## Begin Task material
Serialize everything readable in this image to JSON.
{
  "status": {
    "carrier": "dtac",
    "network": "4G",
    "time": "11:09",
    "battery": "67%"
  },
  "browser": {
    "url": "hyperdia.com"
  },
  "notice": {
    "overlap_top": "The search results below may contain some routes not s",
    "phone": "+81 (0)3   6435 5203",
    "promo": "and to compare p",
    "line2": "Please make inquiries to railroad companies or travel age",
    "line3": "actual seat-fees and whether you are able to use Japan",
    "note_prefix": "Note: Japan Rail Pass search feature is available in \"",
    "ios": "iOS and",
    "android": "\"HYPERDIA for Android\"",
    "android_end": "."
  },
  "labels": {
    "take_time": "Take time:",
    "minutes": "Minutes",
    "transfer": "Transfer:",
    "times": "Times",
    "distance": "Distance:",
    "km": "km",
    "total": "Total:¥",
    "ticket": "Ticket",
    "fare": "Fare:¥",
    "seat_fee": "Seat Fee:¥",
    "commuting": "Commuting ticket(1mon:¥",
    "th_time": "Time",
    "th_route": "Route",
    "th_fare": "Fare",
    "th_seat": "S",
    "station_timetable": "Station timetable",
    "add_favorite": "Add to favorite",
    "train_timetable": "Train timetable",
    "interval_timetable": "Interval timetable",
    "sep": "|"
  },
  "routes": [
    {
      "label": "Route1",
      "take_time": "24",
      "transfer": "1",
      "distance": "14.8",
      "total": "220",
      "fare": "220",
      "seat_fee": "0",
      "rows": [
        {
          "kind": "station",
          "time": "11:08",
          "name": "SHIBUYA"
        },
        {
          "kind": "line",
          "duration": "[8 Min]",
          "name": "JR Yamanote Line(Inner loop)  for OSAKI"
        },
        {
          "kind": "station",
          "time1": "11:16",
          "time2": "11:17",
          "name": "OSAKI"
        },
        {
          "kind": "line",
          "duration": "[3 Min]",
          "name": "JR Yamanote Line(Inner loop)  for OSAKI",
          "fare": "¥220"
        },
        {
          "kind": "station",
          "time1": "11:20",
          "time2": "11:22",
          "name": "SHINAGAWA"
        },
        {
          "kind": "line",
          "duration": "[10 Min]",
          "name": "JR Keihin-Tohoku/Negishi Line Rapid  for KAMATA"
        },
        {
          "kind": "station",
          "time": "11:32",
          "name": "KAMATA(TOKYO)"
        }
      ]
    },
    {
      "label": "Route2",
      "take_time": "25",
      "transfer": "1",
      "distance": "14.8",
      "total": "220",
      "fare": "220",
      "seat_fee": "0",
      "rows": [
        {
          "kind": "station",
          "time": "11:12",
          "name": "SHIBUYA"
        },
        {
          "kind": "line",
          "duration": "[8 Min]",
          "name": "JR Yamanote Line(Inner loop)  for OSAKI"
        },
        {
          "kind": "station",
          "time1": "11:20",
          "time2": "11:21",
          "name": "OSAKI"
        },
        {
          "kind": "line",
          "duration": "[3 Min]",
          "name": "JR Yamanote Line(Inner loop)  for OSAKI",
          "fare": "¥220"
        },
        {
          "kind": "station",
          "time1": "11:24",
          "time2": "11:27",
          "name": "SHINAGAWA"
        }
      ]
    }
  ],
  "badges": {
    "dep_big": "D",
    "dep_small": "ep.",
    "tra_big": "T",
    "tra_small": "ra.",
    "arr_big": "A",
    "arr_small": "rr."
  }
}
## End Task material
### What the exercise asks
Where a line in the entries holds "routes", copy that line.

### Output
    "overlap_top": "The search results below may contain some routes not s",
  "routes": [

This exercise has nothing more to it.